(EXERCISE GOAL) Exclude any images and output the remaining records exactly.

Collected data:

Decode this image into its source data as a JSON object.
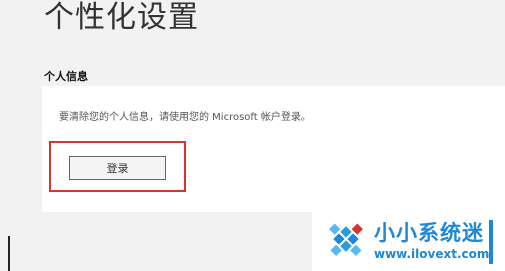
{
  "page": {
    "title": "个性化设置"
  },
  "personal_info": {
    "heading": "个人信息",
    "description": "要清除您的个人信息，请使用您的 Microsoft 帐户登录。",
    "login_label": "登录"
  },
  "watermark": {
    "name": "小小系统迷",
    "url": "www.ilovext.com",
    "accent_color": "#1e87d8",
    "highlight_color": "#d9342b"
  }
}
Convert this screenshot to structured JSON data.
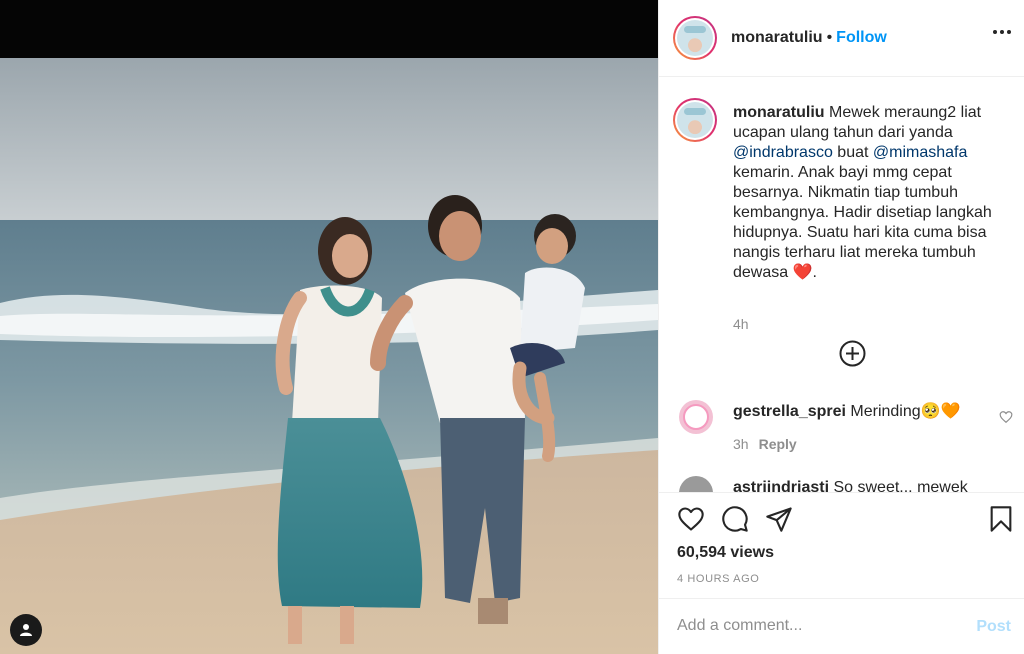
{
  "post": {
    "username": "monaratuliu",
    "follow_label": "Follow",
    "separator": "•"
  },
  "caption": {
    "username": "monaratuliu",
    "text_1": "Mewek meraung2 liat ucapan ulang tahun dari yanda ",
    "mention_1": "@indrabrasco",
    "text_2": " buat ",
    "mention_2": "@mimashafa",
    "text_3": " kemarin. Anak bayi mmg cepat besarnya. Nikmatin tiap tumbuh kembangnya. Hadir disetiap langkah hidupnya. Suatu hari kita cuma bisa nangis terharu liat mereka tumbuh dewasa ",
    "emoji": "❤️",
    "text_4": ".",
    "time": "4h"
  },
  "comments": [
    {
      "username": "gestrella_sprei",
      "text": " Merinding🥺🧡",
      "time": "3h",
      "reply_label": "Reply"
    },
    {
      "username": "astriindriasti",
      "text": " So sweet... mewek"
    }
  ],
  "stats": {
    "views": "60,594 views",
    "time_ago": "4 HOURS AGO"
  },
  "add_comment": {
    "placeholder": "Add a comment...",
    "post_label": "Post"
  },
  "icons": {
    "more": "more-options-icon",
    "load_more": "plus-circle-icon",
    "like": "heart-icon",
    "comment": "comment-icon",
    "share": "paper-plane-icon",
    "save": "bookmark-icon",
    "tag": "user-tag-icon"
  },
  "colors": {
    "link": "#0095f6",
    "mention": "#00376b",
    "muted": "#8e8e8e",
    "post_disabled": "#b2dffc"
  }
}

(WRITTEN RESPONSE)
Decode this image into its source data as a JSON object.
{
  "page": {
    "title": "个性化设置"
  },
  "personal_info": {
    "heading": "个人信息",
    "description": "要清除您的个人信息，请使用您的 Microsoft 帐户登录。",
    "login_label": "登录"
  },
  "watermark": {
    "name": "小小系统迷",
    "url": "www.ilovext.com",
    "accent_color": "#1e87d8",
    "highlight_color": "#d9342b"
  }
}
Convert this screenshot to structured JSON data.
{
  "post": {
    "username": "monaratuliu",
    "follow_label": "Follow",
    "separator": "•"
  },
  "caption": {
    "username": "monaratuliu",
    "text_1": "Mewek meraung2 liat ucapan ulang tahun dari yanda ",
    "mention_1": "@indrabrasco",
    "text_2": " buat ",
    "mention_2": "@mimashafa",
    "text_3": " kemarin. Anak bayi mmg cepat besarnya. Nikmatin tiap tumbuh kembangnya. Hadir disetiap langkah hidupnya. Suatu hari kita cuma bisa nangis terharu liat mereka tumbuh dewasa ",
    "emoji": "❤️",
    "text_4": ".",
    "time": "4h"
  },
  "comments": [
    {
      "username": "gestrella_sprei",
      "text": " Merinding🥺🧡",
      "time": "3h",
      "reply_label": "Reply"
    },
    {
      "username": "astriindriasti",
      "text": " So sweet... mewek"
    }
  ],
  "stats": {
    "views": "60,594 views",
    "time_ago": "4 HOURS AGO"
  },
  "add_comment": {
    "placeholder": "Add a comment...",
    "post_label": "Post"
  },
  "icons": {
    "more": "more-options-icon",
    "load_more": "plus-circle-icon",
    "like": "heart-icon",
    "comment": "comment-icon",
    "share": "paper-plane-icon",
    "save": "bookmark-icon",
    "tag": "user-tag-icon"
  },
  "colors": {
    "link": "#0095f6",
    "mention": "#00376b",
    "muted": "#8e8e8e",
    "post_disabled": "#b2dffc"
  }
}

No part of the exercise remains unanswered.